#### WHAT THE EXERCISE ASKS
Each line of the material must be returned exactly.

Stored data
'''
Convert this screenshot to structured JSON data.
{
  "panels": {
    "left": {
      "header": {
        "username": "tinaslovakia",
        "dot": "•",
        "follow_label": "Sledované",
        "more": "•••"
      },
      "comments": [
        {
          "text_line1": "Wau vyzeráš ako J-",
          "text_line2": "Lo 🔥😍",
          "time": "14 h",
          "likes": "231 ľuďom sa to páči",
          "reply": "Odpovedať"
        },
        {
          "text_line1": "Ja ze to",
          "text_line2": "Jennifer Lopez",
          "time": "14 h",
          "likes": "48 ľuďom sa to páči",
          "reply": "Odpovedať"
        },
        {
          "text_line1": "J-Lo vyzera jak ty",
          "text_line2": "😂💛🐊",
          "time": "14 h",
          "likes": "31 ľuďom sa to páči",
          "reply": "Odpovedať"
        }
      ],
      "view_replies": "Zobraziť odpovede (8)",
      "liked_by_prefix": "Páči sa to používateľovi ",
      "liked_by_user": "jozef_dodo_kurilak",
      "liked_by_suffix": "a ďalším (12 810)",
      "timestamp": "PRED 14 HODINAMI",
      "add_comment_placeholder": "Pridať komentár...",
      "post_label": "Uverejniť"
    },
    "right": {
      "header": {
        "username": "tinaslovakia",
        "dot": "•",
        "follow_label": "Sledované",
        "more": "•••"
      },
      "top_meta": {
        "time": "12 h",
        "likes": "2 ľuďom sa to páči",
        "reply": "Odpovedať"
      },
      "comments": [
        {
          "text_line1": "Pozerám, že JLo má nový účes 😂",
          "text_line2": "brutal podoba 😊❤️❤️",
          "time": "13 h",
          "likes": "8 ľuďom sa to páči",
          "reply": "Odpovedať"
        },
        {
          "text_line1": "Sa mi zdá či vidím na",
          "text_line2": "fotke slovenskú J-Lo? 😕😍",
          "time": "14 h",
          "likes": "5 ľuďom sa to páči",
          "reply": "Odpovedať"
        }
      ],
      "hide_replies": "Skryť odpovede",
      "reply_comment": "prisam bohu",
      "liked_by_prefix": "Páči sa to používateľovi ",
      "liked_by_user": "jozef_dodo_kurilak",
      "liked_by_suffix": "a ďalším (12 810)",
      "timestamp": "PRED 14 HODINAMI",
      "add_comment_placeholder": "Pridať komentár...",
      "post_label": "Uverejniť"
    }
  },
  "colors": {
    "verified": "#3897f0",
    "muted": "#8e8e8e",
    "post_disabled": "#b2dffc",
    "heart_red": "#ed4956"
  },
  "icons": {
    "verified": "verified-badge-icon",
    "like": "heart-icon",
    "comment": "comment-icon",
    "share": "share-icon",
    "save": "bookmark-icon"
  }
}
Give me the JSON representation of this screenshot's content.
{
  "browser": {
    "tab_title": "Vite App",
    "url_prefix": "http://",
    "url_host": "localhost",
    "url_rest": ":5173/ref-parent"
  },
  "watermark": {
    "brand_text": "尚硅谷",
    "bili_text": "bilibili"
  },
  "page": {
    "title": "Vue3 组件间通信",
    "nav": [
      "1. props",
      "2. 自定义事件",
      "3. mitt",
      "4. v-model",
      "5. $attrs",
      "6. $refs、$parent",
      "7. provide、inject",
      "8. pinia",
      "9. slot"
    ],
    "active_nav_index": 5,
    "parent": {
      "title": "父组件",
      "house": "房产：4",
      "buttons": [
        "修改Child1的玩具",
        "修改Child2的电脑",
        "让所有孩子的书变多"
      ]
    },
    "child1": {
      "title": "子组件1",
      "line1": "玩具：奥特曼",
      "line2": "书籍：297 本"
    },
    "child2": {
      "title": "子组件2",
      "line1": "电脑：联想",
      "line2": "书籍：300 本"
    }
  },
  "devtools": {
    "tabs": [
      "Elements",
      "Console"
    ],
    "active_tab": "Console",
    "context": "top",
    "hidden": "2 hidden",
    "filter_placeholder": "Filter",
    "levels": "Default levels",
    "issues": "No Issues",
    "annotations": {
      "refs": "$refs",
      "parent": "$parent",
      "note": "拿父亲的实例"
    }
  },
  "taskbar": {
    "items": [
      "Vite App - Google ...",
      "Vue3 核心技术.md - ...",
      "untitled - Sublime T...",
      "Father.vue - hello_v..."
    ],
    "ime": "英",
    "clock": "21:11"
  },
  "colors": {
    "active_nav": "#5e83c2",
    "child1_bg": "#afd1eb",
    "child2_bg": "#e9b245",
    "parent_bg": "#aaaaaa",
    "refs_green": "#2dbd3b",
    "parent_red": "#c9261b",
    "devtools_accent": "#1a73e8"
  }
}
'''
#### SOLVED PROBLEM
Convert this screenshot to structured JSON data.
{
  "panels": {
    "left": {
      "header": {
        "username": "tinaslovakia",
        "dot": "•",
        "follow_label": "Sledované",
        "more": "•••"
      },
      "comments": [
        {
          "text_line1": "Wau vyzeráš ako J-",
          "text_line2": "Lo 🔥😍",
          "time": "14 h",
          "likes": "231 ľuďom sa to páči",
          "reply": "Odpovedať"
        },
        {
          "text_line1": "Ja ze to",
          "text_line2": "Jennifer Lopez",
          "time": "14 h",
          "likes": "48 ľuďom sa to páči",
          "reply": "Odpovedať"
        },
        {
          "text_line1": "J-Lo vyzera jak ty",
          "text_line2": "😂💛🐊",
          "time": "14 h",
          "likes": "31 ľuďom sa to páči",
          "reply": "Odpovedať"
        }
      ],
      "view_replies": "Zobraziť odpovede (8)",
      "liked_by_prefix": "Páči sa to používateľovi ",
      "liked_by_user": "jozef_dodo_kurilak",
      "liked_by_suffix": "a ďalším (12 810)",
      "timestamp": "PRED 14 HODINAMI",
      "add_comment_placeholder": "Pridať komentár...",
      "post_label": "Uverejniť"
    },
    "right": {
      "header": {
        "username": "tinaslovakia",
        "dot": "•",
        "follow_label": "Sledované",
        "more": "•••"
      },
      "top_meta": {
        "time": "12 h",
        "likes": "2 ľuďom sa to páči",
        "reply": "Odpovedať"
      },
      "comments": [
        {
          "text_line1": "Pozerám, že JLo má nový účes 😂",
          "text_line2": "brutal podoba 😊❤️❤️",
          "time": "13 h",
          "likes": "8 ľuďom sa to páči",
          "reply": "Odpovedať"
        },
        {
          "text_line1": "Sa mi zdá či vidím na",
          "text_line2": "fotke slovenskú J-Lo? 😕😍",
          "time": "14 h",
          "likes": "5 ľuďom sa to páči",
          "reply": "Odpovedať"
        }
      ],
      "hide_replies": "Skryť odpovede",
      "reply_comment": "prisam bohu",
      "liked_by_prefix": "Páči sa to používateľovi ",
      "liked_by_user": "jozef_dodo_kurilak",
      "liked_by_suffix": "a ďalším (12 810)",
      "timestamp": "PRED 14 HODINAMI",
      "add_comment_placeholder": "Pridať komentár...",
      "post_label": "Uverejniť"
    }
  },
  "colors": {
    "verified": "#3897f0",
    "muted": "#8e8e8e",
    "post_disabled": "#b2dffc",
    "heart_red": "#ed4956"
  },
  "icons": {
    "verified": "verified-badge-icon",
    "like": "heart-icon",
    "comment": "comment-icon",
    "share": "share-icon",
    "save": "bookmark-icon"
  }
}
Give me the JSON representation of this screenshot's content.
{
  "browser": {
    "tab_title": "Vite App",
    "url_prefix": "http://",
    "url_host": "localhost",
    "url_rest": ":5173/ref-parent"
  },
  "watermark": {
    "brand_text": "尚硅谷",
    "bili_text": "bilibili"
  },
  "page": {
    "title": "Vue3 组件间通信",
    "nav": [
      "1. props",
      "2. 自定义事件",
      "3. mitt",
      "4. v-model",
      "5. $attrs",
      "6. $refs、$parent",
      "7. provide、inject",
      "8. pinia",
      "9. slot"
    ],
    "active_nav_index": 5,
    "parent": {
      "title": "父组件",
      "house": "房产：4",
      "buttons": [
        "修改Child1的玩具",
        "修改Child2的电脑",
        "让所有孩子的书变多"
      ]
    },
    "child1": {
      "title": "子组件1",
      "line1": "玩具：奥特曼",
      "line2": "书籍：297 本"
    },
    "child2": {
      "title": "子组件2",
      "line1": "电脑：联想",
      "line2": "书籍：300 本"
    }
  },
  "devtools": {
    "tabs": [
      "Elements",
      "Console"
    ],
    "active_tab": "Console",
    "context": "top",
    "hidden": "2 hidden",
    "filter_placeholder": "Filter",
    "levels": "Default levels",
    "issues": "No Issues",
    "annotations": {
      "refs": "$refs",
      "parent": "$parent",
      "note": "拿父亲的实例"
    }
  },
  "taskbar": {
    "items": [
      "Vite App - Google ...",
      "Vue3 核心技术.md - ...",
      "untitled - Sublime T...",
      "Father.vue - hello_v..."
    ],
    "ime": "英",
    "clock": "21:11"
  },
  "colors": {
    "active_nav": "#5e83c2",
    "child1_bg": "#afd1eb",
    "child2_bg": "#e9b245",
    "parent_bg": "#aaaaaa",
    "refs_green": "#2dbd3b",
    "parent_red": "#c9261b",
    "devtools_accent": "#1a73e8"
  }
}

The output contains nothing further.